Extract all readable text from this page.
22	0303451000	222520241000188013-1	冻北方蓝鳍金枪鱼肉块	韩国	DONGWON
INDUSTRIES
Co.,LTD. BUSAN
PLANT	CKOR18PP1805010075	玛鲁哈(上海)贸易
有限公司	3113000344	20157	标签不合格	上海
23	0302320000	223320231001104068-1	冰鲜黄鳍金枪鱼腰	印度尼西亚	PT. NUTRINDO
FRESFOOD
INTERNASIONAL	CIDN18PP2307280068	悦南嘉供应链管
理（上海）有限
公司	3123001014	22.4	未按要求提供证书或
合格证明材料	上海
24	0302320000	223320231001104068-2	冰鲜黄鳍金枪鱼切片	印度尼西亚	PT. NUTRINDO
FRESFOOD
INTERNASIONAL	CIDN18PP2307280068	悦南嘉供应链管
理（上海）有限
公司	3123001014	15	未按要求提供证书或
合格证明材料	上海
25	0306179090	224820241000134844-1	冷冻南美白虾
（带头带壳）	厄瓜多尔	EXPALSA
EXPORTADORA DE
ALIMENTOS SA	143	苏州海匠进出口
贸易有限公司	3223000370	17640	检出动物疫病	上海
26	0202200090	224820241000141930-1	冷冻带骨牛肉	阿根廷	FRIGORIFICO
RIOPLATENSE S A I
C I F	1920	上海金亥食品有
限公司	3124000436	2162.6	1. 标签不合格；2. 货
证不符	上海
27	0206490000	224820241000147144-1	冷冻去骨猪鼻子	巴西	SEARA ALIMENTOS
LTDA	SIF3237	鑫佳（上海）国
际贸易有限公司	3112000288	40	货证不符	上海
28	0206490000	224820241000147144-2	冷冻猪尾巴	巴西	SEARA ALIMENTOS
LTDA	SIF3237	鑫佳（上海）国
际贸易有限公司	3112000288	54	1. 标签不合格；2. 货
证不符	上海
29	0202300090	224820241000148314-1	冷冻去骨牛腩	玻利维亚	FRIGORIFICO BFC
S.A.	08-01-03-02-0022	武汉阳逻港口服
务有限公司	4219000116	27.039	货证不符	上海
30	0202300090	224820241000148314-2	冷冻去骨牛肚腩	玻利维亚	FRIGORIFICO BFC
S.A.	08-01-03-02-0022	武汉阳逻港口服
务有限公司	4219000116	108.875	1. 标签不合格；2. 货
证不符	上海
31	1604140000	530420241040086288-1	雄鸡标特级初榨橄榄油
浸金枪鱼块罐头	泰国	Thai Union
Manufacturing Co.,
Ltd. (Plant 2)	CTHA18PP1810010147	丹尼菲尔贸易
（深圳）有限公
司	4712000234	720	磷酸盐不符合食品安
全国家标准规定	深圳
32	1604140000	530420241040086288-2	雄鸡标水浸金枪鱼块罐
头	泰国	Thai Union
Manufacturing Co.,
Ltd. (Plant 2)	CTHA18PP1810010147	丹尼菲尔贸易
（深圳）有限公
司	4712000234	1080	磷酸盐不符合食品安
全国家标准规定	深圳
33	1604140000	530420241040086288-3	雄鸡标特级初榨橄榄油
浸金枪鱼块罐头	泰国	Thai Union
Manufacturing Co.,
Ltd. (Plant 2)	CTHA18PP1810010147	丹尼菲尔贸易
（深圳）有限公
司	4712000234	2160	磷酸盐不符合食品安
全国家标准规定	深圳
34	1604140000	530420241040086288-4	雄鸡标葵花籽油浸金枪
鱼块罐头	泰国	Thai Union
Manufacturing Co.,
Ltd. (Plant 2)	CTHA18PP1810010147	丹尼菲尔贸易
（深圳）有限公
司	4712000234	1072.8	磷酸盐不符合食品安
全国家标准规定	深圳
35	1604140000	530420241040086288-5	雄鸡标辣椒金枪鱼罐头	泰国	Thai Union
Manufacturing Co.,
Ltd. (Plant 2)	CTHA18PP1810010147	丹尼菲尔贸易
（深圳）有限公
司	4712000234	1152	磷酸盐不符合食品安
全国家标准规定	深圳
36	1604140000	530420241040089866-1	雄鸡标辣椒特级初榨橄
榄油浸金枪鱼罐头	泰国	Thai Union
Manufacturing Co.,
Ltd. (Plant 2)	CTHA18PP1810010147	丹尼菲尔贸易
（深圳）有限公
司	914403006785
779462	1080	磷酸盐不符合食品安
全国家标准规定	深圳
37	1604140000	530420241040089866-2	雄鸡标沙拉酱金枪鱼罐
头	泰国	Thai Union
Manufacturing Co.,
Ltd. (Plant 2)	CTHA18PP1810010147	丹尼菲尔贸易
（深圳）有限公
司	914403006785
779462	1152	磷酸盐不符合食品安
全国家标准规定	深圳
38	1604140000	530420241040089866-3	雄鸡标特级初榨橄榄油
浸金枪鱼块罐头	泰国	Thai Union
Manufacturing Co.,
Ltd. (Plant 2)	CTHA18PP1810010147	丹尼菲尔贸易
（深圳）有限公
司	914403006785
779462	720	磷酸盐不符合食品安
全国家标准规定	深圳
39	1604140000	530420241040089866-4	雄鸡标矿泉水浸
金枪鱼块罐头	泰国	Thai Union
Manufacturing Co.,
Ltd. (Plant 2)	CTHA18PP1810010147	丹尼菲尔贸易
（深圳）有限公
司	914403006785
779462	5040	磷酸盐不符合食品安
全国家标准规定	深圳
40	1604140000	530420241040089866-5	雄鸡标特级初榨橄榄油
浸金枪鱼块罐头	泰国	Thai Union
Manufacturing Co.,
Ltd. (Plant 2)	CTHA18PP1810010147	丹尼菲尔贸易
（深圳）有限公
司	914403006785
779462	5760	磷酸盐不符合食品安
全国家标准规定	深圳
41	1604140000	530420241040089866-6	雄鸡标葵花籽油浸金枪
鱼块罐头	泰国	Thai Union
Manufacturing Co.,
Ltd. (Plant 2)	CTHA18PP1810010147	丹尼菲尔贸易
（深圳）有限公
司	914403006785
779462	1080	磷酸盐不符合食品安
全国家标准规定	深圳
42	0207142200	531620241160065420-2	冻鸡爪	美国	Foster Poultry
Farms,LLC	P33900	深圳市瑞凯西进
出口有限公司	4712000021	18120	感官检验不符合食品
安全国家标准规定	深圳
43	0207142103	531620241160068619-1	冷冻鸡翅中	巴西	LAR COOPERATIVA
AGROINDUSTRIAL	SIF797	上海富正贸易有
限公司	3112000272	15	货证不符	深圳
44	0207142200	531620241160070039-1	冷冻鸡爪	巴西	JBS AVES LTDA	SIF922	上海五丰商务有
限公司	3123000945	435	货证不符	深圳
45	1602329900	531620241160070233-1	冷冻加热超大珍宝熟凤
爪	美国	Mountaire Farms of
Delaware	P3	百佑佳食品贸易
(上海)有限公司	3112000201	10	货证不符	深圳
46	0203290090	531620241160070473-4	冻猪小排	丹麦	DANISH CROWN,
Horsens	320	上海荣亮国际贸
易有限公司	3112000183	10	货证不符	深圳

**What you will do**
Write out the whole listing again. Match it word for word.

**Result**
Extract all readable text from this page.
22	0303451000	222520241000188013-1	冻北方蓝鳍金枪鱼肉块	韩国	DONGWON
INDUSTRIES
Co.,LTD. BUSAN
PLANT	CKOR18PP1805010075	玛鲁哈(上海)贸易
有限公司	3113000344	20157	标签不合格	上海
23	0302320000	223320231001104068-1	冰鲜黄鳍金枪鱼腰	印度尼西亚	PT. NUTRINDO
FRESFOOD
INTERNASIONAL	CIDN18PP2307280068	悦南嘉供应链管
理（上海）有限
公司	3123001014	22.4	未按要求提供证书或
合格证明材料	上海
24	0302320000	223320231001104068-2	冰鲜黄鳍金枪鱼切片	印度尼西亚	PT. NUTRINDO
FRESFOOD
INTERNASIONAL	CIDN18PP2307280068	悦南嘉供应链管
理（上海）有限
公司	3123001014	15	未按要求提供证书或
合格证明材料	上海
25	0306179090	224820241000134844-1	冷冻南美白虾
（带头带壳）	厄瓜多尔	EXPALSA
EXPORTADORA DE
ALIMENTOS SA	143	苏州海匠进出口
贸易有限公司	3223000370	17640	检出动物疫病	上海
26	0202200090	224820241000141930-1	冷冻带骨牛肉	阿根廷	FRIGORIFICO
RIOPLATENSE S A I
C I F	1920	上海金亥食品有
限公司	3124000436	2162.6	1. 标签不合格；2. 货
证不符	上海
27	0206490000	224820241000147144-1	冷冻去骨猪鼻子	巴西	SEARA ALIMENTOS
LTDA	SIF3237	鑫佳（上海）国
际贸易有限公司	3112000288	40	货证不符	上海
28	0206490000	224820241000147144-2	冷冻猪尾巴	巴西	SEARA ALIMENTOS
LTDA	SIF3237	鑫佳（上海）国
际贸易有限公司	3112000288	54	1. 标签不合格；2. 货
证不符	上海
29	0202300090	224820241000148314-1	冷冻去骨牛腩	玻利维亚	FRIGORIFICO BFC
S.A.	08-01-03-02-0022	武汉阳逻港口服
务有限公司	4219000116	27.039	货证不符	上海
30	0202300090	224820241000148314-2	冷冻去骨牛肚腩	玻利维亚	FRIGORIFICO BFC
S.A.	08-01-03-02-0022	武汉阳逻港口服
务有限公司	4219000116	108.875	1. 标签不合格；2. 货
证不符	上海
31	1604140000	530420241040086288-1	雄鸡标特级初榨橄榄油
浸金枪鱼块罐头	泰国	Thai Union
Manufacturing Co.,
Ltd. (Plant 2)	CTHA18PP1810010147	丹尼菲尔贸易
（深圳）有限公
司	4712000234	720	磷酸盐不符合食品安
全国家标准规定	深圳
32	1604140000	530420241040086288-2	雄鸡标水浸金枪鱼块罐
头	泰国	Thai Union
Manufacturing Co.,
Ltd. (Plant 2)	CTHA18PP1810010147	丹尼菲尔贸易
（深圳）有限公
司	4712000234	1080	磷酸盐不符合食品安
全国家标准规定	深圳
33	1604140000	530420241040086288-3	雄鸡标特级初榨橄榄油
浸金枪鱼块罐头	泰国	Thai Union
Manufacturing Co.,
Ltd. (Plant 2)	CTHA18PP1810010147	丹尼菲尔贸易
（深圳）有限公
司	4712000234	2160	磷酸盐不符合食品安
全国家标准规定	深圳
34	1604140000	530420241040086288-4	雄鸡标葵花籽油浸金枪
鱼块罐头	泰国	Thai Union
Manufacturing Co.,
Ltd. (Plant 2)	CTHA18PP1810010147	丹尼菲尔贸易
（深圳）有限公
司	4712000234	1072.8	磷酸盐不符合食品安
全国家标准规定	深圳
35	1604140000	530420241040086288-5	雄鸡标辣椒金枪鱼罐头	泰国	Thai Union
Manufacturing Co.,
Ltd. (Plant 2)	CTHA18PP1810010147	丹尼菲尔贸易
（深圳）有限公
司	4712000234	1152	磷酸盐不符合食品安
全国家标准规定	深圳
36	1604140000	530420241040089866-1	雄鸡标辣椒特级初榨橄
榄油浸金枪鱼罐头	泰国	Thai Union
Manufacturing Co.,
Ltd. (Plant 2)	CTHA18PP1810010147	丹尼菲尔贸易
（深圳）有限公
司	914403006785
779462	1080	磷酸盐不符合食品安
全国家标准规定	深圳
37	1604140000	530420241040089866-2	雄鸡标沙拉酱金枪鱼罐
头	泰国	Thai Union
Manufacturing Co.,
Ltd. (Plant 2)	CTHA18PP1810010147	丹尼菲尔贸易
（深圳）有限公
司	914403006785
779462	1152	磷酸盐不符合食品安
全国家标准规定	深圳
38	1604140000	530420241040089866-3	雄鸡标特级初榨橄榄油
浸金枪鱼块罐头	泰国	Thai Union
Manufacturing Co.,
Ltd. (Plant 2)	CTHA18PP1810010147	丹尼菲尔贸易
（深圳）有限公
司	914403006785
779462	720	磷酸盐不符合食品安
全国家标准规定	深圳
39	1604140000	530420241040089866-4	雄鸡标矿泉水浸
金枪鱼块罐头	泰国	Thai Union
Manufacturing Co.,
Ltd. (Plant 2)	CTHA18PP1810010147	丹尼菲尔贸易
（深圳）有限公
司	914403006785
779462	5040	磷酸盐不符合食品安
全国家标准规定	深圳
40	1604140000	530420241040089866-5	雄鸡标特级初榨橄榄油
浸金枪鱼块罐头	泰国	Thai Union
Manufacturing Co.,
Ltd. (Plant 2)	CTHA18PP1810010147	丹尼菲尔贸易
（深圳）有限公
司	914403006785
779462	5760	磷酸盐不符合食品安
全国家标准规定	深圳
41	1604140000	530420241040089866-6	雄鸡标葵花籽油浸金枪
鱼块罐头	泰国	Thai Union
Manufacturing Co.,
Ltd. (Plant 2)	CTHA18PP1810010147	丹尼菲尔贸易
（深圳）有限公
司	914403006785
779462	1080	磷酸盐不符合食品安
全国家标准规定	深圳
42	0207142200	531620241160065420-2	冻鸡爪	美国	Foster Poultry
Farms,LLC	P33900	深圳市瑞凯西进
出口有限公司	4712000021	18120	感官检验不符合食品
安全国家标准规定	深圳
43	0207142103	531620241160068619-1	冷冻鸡翅中	巴西	LAR COOPERATIVA
AGROINDUSTRIAL	SIF797	上海富正贸易有
限公司	3112000272	15	货证不符	深圳
44	0207142200	531620241160070039-1	冷冻鸡爪	巴西	JBS AVES LTDA	SIF922	上海五丰商务有
限公司	3123000945	435	货证不符	深圳
45	1602329900	531620241160070233-1	冷冻加热超大珍宝熟凤
爪	美国	Mountaire Farms of
Delaware	P3	百佑佳食品贸易
(上海)有限公司	3112000201	10	货证不符	深圳
46	0203290090	531620241160070473-4	冻猪小排	丹麦	DANISH CROWN,
Horsens	320	上海荣亮国际贸
易有限公司	3112000183	10	货证不符	深圳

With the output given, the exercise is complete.